### Record excerpts
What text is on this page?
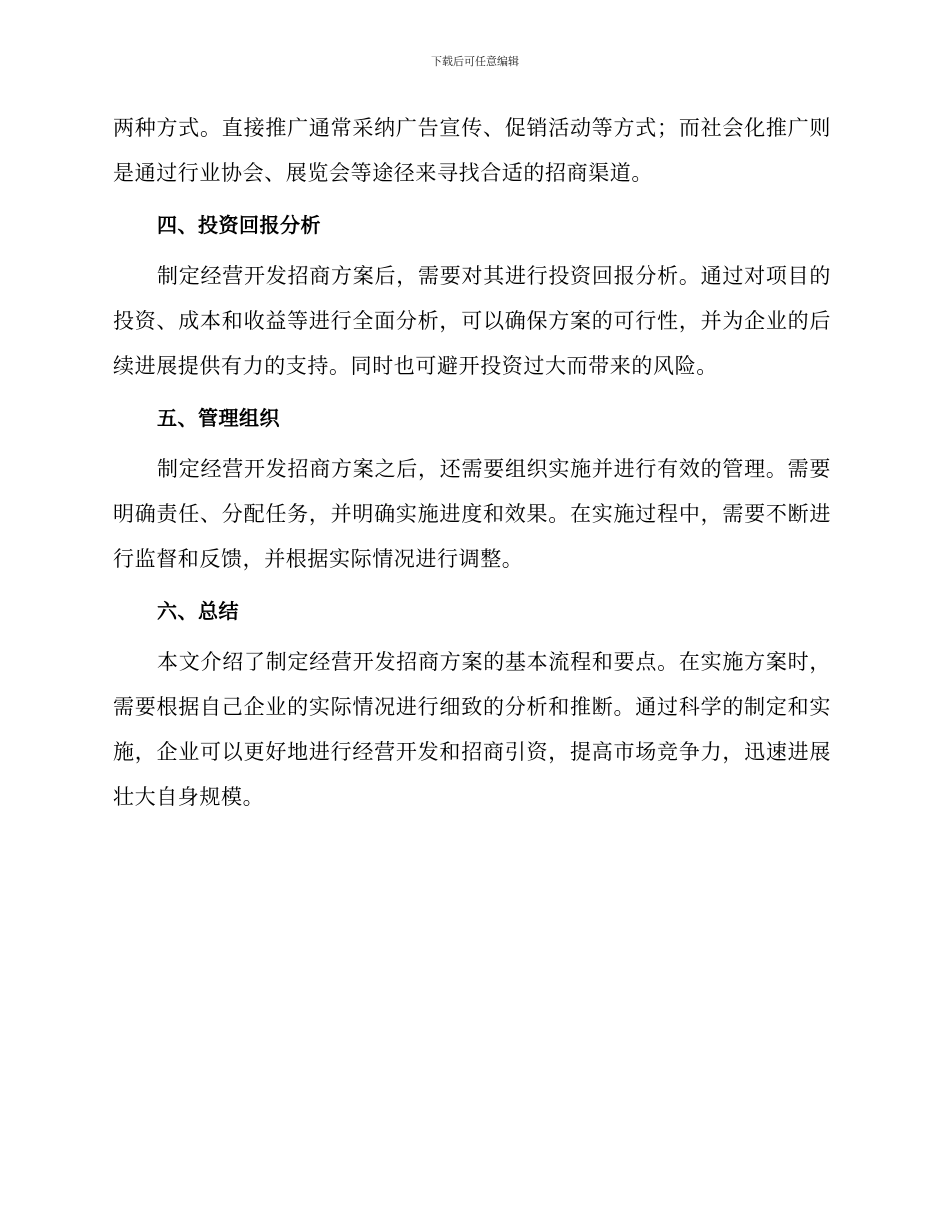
下载后可任意编辑

两种方式。直接推广通常采纳广告宣传、促销活动等方式；而社会化推广则是通过行业协会、展览会等途径来寻找合适的招商渠道。

四、投资回报分析

制定经营开发招商方案后，需要对其进行投资回报分析。通过对项目的投资、成本和收益等进行全面分析，可以确保方案的可行性，并为企业的后续进展提供有力的支持。同时也可避开投资过大而带来的风险。

五、管理组织

制定经营开发招商方案之后，还需要组织实施并进行有效的管理。需要明确责任、分配任务，并明确实施进度和效果。在实施过程中，需要不断进行监督和反馈，并根据实际情况进行调整。

六、总结

本文介绍了制定经营开发招商方案的基本流程和要点。在实施方案时，需要根据自己企业的实际情况进行细致的分析和推断。通过科学的制定和实施，企业可以更好地进行经营开发和招商引资，提高市场竞争力，迅速进展壮大自身规模。
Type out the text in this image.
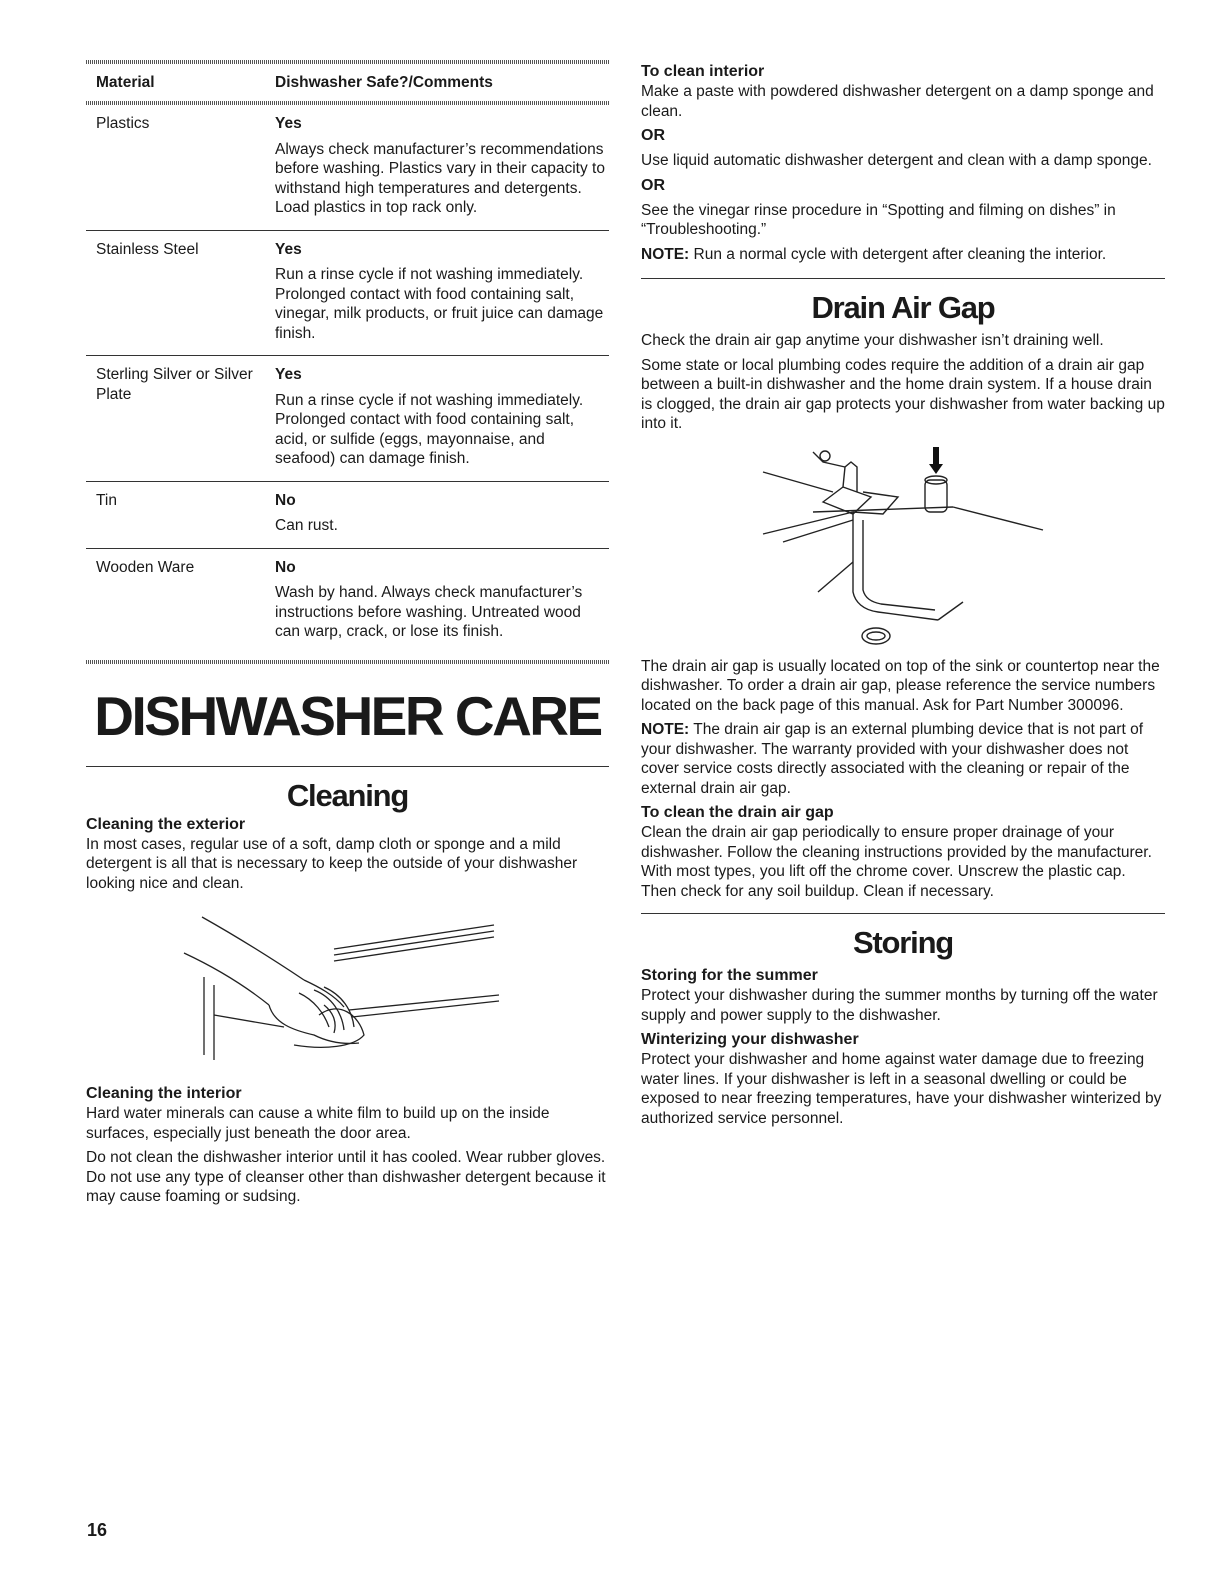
Material	Dishwasher Safe?/Comments

Plastics	Yes
Always check manufacturer’s recommendations before washing. Plastics vary in their capacity to withstand high temperatures and detergents. Load plastics in top rack only.
Stainless Steel	Yes
Run a rinse cycle if not washing immediately. Prolonged contact with food containing salt, vinegar, milk products, or fruit juice can damage finish.
Sterling Silver or Silver Plate	Yes
Run a rinse cycle if not washing immediately. Prolonged contact with food containing salt, acid, or sulfide (eggs, mayonnaise, and seafood) can damage finish.
Tin	No
Can rust.
Wooden Ware	No
Wash by hand. Always check manufacturer’s instructions before washing. Untreated wood can warp, crack, or lose its finish.
DISHWASHER CARE
Cleaning

Cleaning the exterior

In most cases, regular use of a soft, damp cloth or sponge and a mild detergent is all that is necessary to keep the outside of your dishwasher looking nice and clean.

Cleaning the interior

Hard water minerals can cause a white film to build up on the inside surfaces, especially just beneath the door area.

Do not clean the dishwasher interior until it has cooled. Wear rubber gloves. Do not use any type of cleanser other than dishwasher detergent because it may cause foaming or sudsing.

To clean interior

Make a paste with powdered dishwasher detergent on a damp sponge and clean.

OR

Use liquid automatic dishwasher detergent and clean with a damp sponge.

OR

See the vinegar rinse procedure in “Spotting and filming on dishes” in “Troubleshooting.”

NOTE: Run a normal cycle with detergent after cleaning the interior.

Drain Air Gap

Check the drain air gap anytime your dishwasher isn’t draining well.

Some state or local plumbing codes require the addition of a drain air gap between a built-in dishwasher and the home drain system. If a house drain is clogged, the drain air gap protects your dishwasher from water backing up into it.

The drain air gap is usually located on top of the sink or countertop near the dishwasher. To order a drain air gap, please reference the service numbers located on the back page of this manual. Ask for Part Number 300096.

NOTE: The drain air gap is an external plumbing device that is not part of your dishwasher. The warranty provided with your dishwasher does not cover service costs directly associated with the cleaning or repair of the external drain air gap.

To clean the drain air gap

Clean the drain air gap periodically to ensure proper drainage of your dishwasher. Follow the cleaning instructions provided by the manufacturer. With most types, you lift off the chrome cover. Unscrew the plastic cap. Then check for any soil buildup. Clean if necessary.

Storing

Storing for the summer

Protect your dishwasher during the summer months by turning off the water supply and power supply to the dishwasher.

Winterizing your dishwasher

Protect your dishwasher and home against water damage due to freezing water lines. If your dishwasher is left in a seasonal dwelling or could be exposed to near freezing temperatures, have your dishwasher winterized by authorized service personnel.

16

### Problem details
Send back the data above word for word, with the pictures left out.

### The answer
What text is on this page?
下载后可任意编辑

两种方式。直接推广通常采纳广告宣传、促销活动等方式；而社会化推广则是通过行业协会、展览会等途径来寻找合适的招商渠道。

四、投资回报分析

制定经营开发招商方案后，需要对其进行投资回报分析。通过对项目的投资、成本和收益等进行全面分析，可以确保方案的可行性，并为企业的后续进展提供有力的支持。同时也可避开投资过大而带来的风险。

五、管理组织

制定经营开发招商方案之后，还需要组织实施并进行有效的管理。需要明确责任、分配任务，并明确实施进度和效果。在实施过程中，需要不断进行监督和反馈，并根据实际情况进行调整。

六、总结

本文介绍了制定经营开发招商方案的基本流程和要点。在实施方案时，需要根据自己企业的实际情况进行细致的分析和推断。通过科学的制定和实施，企业可以更好地进行经营开发和招商引资，提高市场竞争力，迅速进展壮大自身规模。
Type out the text in this image.
Material	Dishwasher Safe?/Comments

Plastics	Yes
Always check manufacturer’s recommendations before washing. Plastics vary in their capacity to withstand high temperatures and detergents. Load plastics in top rack only.
Stainless Steel	Yes
Run a rinse cycle if not washing immediately. Prolonged contact with food containing salt, vinegar, milk products, or fruit juice can damage finish.
Sterling Silver or Silver Plate	Yes
Run a rinse cycle if not washing immediately. Prolonged contact with food containing salt, acid, or sulfide (eggs, mayonnaise, and seafood) can damage finish.
Tin	No
Can rust.
Wooden Ware	No
Wash by hand. Always check manufacturer’s instructions before washing. Untreated wood can warp, crack, or lose its finish.
DISHWASHER CARE
Cleaning

Cleaning the exterior

In most cases, regular use of a soft, damp cloth or sponge and a mild detergent is all that is necessary to keep the outside of your dishwasher looking nice and clean.

Cleaning the interior

Hard water minerals can cause a white film to build up on the inside surfaces, especially just beneath the door area.

Do not clean the dishwasher interior until it has cooled. Wear rubber gloves. Do not use any type of cleanser other than dishwasher detergent because it may cause foaming or sudsing.

To clean interior

Make a paste with powdered dishwasher detergent on a damp sponge and clean.

OR

Use liquid automatic dishwasher detergent and clean with a damp sponge.

OR

See the vinegar rinse procedure in “Spotting and filming on dishes” in “Troubleshooting.”

NOTE: Run a normal cycle with detergent after cleaning the interior.

Drain Air Gap

Check the drain air gap anytime your dishwasher isn’t draining well.

Some state or local plumbing codes require the addition of a drain air gap between a built-in dishwasher and the home drain system. If a house drain is clogged, the drain air gap protects your dishwasher from water backing up into it.

The drain air gap is usually located on top of the sink or countertop near the dishwasher. To order a drain air gap, please reference the service numbers located on the back page of this manual. Ask for Part Number 300096.

NOTE: The drain air gap is an external plumbing device that is not part of your dishwasher. The warranty provided with your dishwasher does not cover service costs directly associated with the cleaning or repair of the external drain air gap.

To clean the drain air gap

Clean the drain air gap periodically to ensure proper drainage of your dishwasher. Follow the cleaning instructions provided by the manufacturer. With most types, you lift off the chrome cover. Unscrew the plastic cap. Then check for any soil buildup. Clean if necessary.

Storing

Storing for the summer

Protect your dishwasher during the summer months by turning off the water supply and power supply to the dishwasher.

Winterizing your dishwasher

Protect your dishwasher and home against water damage due to freezing water lines. If your dishwasher is left in a seasonal dwelling or could be exposed to near freezing temperatures, have your dishwasher winterized by authorized service personnel.

16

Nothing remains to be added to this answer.